Data entries:
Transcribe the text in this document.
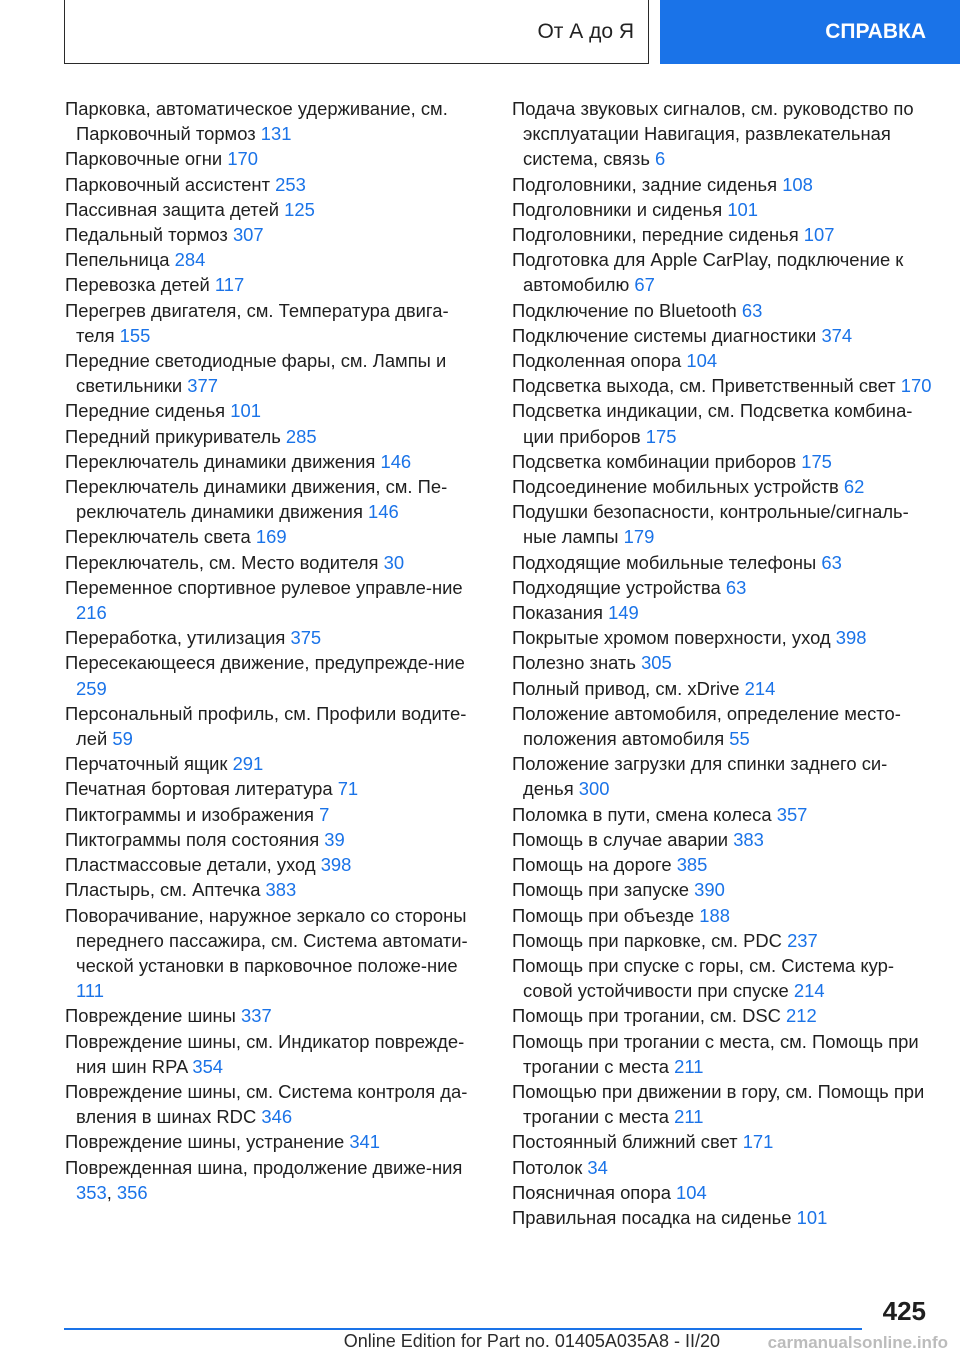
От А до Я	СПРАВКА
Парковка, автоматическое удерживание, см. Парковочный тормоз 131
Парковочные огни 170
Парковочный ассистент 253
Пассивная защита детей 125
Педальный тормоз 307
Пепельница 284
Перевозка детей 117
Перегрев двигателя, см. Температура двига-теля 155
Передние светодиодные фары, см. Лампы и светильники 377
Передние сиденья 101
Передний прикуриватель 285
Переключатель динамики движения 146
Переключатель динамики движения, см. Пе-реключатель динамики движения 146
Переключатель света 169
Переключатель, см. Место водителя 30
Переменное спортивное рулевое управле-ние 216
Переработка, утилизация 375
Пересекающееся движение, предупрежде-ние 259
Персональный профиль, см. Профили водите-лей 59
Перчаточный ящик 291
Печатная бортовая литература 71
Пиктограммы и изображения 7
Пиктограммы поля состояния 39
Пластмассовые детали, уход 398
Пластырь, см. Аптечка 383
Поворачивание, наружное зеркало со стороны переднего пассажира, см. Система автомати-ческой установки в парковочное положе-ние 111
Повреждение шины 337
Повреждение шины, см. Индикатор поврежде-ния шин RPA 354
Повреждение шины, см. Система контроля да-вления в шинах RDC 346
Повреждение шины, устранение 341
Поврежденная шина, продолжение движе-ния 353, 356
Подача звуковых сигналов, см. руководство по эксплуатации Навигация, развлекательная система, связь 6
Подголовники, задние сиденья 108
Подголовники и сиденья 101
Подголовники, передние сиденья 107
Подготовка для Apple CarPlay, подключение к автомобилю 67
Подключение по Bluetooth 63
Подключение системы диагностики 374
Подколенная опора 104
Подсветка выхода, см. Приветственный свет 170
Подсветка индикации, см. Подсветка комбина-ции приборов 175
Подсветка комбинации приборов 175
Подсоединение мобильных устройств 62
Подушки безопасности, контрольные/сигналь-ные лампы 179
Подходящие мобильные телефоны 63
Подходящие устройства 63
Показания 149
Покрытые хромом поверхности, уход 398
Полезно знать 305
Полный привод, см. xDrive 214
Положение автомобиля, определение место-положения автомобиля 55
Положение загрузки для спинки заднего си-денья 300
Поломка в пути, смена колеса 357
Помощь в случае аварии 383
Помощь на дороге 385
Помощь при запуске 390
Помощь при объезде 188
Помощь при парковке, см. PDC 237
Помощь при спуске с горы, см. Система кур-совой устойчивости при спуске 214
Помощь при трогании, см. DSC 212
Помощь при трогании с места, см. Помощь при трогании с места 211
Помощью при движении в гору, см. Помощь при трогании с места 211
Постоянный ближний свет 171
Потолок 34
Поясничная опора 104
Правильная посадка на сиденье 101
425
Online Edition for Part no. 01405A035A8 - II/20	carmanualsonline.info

==

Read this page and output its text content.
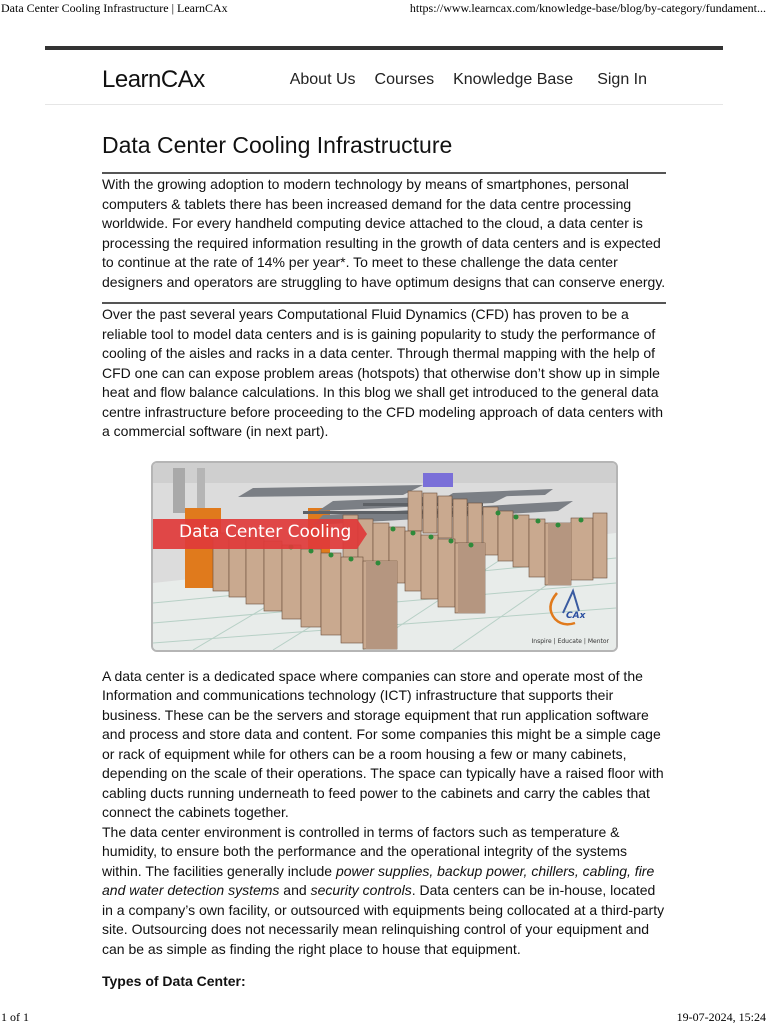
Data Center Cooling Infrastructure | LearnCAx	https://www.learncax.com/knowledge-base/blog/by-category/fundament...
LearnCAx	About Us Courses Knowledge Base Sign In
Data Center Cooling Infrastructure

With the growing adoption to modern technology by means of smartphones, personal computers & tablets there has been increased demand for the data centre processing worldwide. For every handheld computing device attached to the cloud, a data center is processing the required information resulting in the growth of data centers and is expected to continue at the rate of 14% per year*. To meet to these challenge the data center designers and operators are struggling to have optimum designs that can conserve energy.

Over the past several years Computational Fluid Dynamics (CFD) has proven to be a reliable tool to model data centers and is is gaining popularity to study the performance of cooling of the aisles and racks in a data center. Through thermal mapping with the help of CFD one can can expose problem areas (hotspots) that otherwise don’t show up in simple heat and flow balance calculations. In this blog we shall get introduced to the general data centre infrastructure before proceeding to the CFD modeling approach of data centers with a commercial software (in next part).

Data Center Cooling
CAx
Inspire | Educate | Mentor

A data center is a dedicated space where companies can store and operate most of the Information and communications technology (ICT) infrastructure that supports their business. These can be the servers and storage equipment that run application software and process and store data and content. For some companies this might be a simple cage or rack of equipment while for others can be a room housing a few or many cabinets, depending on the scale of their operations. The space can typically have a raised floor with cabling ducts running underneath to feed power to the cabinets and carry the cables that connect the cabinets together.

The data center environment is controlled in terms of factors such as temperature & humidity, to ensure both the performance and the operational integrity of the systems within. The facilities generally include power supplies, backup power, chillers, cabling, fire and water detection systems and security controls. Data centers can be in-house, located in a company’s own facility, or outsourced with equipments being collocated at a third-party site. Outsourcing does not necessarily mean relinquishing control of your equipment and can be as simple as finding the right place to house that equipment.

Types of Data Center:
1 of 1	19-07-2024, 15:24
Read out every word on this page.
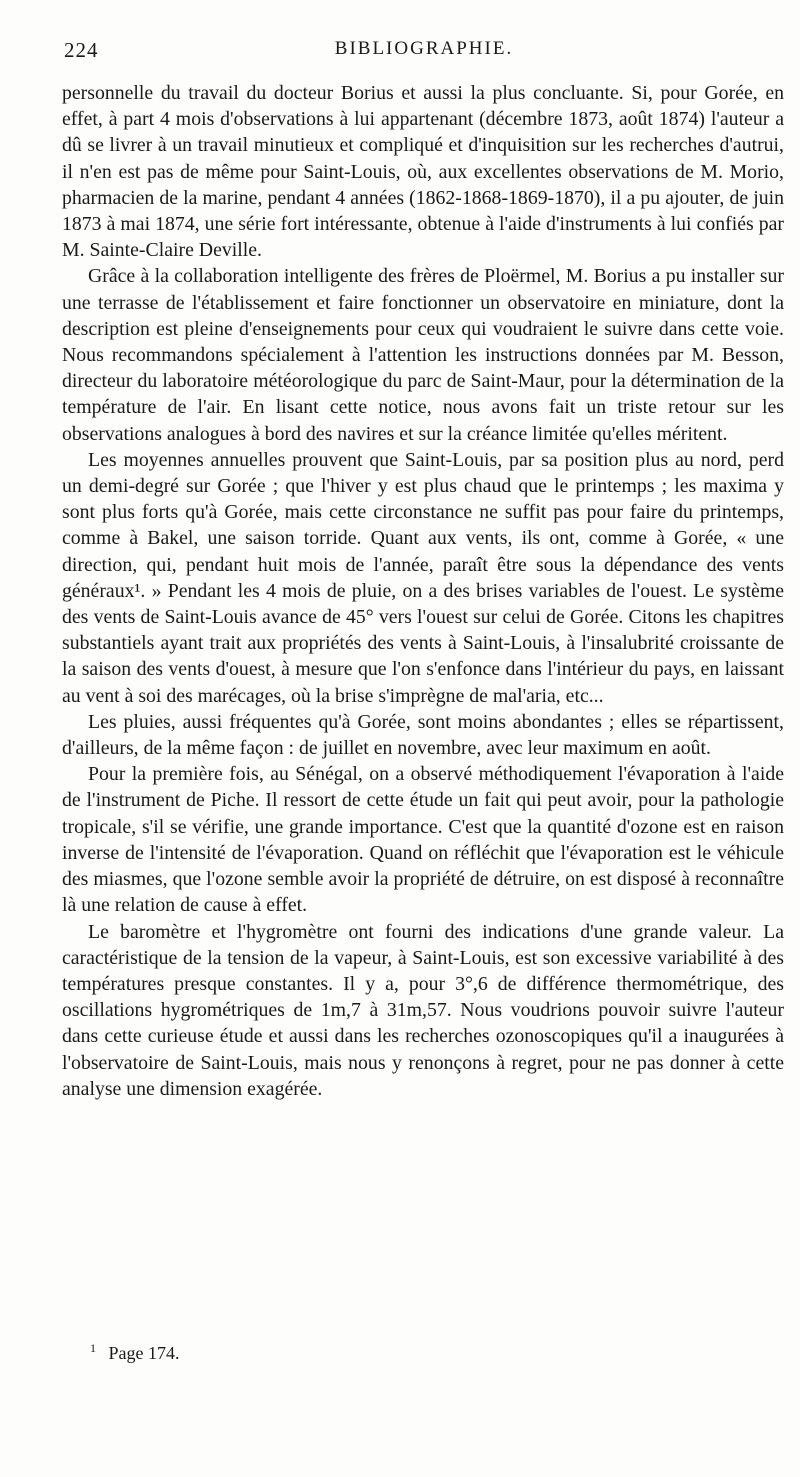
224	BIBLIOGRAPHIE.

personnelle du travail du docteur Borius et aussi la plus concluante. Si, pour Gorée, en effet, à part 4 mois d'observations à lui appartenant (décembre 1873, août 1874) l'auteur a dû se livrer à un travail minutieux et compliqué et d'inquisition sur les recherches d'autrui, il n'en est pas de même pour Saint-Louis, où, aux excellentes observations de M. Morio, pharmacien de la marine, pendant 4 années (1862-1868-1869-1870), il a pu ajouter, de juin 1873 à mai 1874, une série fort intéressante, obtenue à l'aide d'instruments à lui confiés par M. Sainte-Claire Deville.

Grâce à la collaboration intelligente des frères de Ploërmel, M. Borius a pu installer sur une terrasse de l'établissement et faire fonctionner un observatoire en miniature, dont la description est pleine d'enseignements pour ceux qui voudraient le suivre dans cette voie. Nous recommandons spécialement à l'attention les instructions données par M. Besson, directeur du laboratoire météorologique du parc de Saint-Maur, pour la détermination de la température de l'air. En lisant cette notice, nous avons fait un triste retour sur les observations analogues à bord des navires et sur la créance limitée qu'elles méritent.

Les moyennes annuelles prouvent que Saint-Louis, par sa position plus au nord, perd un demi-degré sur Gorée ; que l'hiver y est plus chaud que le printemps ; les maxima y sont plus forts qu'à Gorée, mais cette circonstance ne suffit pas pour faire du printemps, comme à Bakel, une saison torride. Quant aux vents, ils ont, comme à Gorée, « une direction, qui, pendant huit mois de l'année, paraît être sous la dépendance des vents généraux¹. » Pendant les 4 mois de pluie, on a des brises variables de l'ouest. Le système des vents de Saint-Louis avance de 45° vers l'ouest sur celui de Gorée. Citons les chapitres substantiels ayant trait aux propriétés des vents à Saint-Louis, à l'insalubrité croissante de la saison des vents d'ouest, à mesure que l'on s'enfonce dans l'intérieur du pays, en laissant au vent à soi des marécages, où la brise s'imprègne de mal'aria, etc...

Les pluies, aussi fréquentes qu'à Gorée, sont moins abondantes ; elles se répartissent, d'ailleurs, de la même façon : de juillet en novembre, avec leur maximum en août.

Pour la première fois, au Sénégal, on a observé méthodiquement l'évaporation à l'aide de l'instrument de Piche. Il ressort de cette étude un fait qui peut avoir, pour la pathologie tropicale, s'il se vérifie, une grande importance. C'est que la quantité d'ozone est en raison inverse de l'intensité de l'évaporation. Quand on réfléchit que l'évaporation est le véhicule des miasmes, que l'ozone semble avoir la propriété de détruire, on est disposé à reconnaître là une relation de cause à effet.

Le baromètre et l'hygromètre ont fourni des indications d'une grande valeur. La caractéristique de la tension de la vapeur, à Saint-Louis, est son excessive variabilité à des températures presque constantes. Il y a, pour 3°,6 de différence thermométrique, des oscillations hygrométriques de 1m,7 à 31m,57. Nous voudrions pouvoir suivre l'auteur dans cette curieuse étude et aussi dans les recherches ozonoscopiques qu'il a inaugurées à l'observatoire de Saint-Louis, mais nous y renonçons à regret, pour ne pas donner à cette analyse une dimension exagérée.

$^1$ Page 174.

* * *

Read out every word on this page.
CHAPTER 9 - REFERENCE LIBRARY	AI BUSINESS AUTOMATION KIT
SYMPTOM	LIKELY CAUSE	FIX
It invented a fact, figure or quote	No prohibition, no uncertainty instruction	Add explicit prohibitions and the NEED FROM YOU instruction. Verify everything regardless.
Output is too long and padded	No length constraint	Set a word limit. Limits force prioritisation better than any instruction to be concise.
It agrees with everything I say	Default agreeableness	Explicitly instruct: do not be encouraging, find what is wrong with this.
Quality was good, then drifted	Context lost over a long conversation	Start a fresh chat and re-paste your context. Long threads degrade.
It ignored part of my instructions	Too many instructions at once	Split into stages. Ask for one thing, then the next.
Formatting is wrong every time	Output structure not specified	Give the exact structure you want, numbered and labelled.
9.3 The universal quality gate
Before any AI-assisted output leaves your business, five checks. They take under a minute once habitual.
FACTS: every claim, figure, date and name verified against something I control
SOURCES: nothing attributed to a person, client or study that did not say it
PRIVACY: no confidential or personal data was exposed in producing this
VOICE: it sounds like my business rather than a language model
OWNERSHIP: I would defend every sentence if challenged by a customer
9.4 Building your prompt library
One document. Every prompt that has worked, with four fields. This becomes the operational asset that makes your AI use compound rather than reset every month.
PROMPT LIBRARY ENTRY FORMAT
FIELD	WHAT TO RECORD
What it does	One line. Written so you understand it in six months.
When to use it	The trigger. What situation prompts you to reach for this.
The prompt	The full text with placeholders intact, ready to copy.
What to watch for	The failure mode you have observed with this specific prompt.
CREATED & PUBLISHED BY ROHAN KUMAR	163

[GIVEN PROBLEM] State the number of lines that contain the string "тормоз", with no other words.

[EXERCISE OUTPUT] 2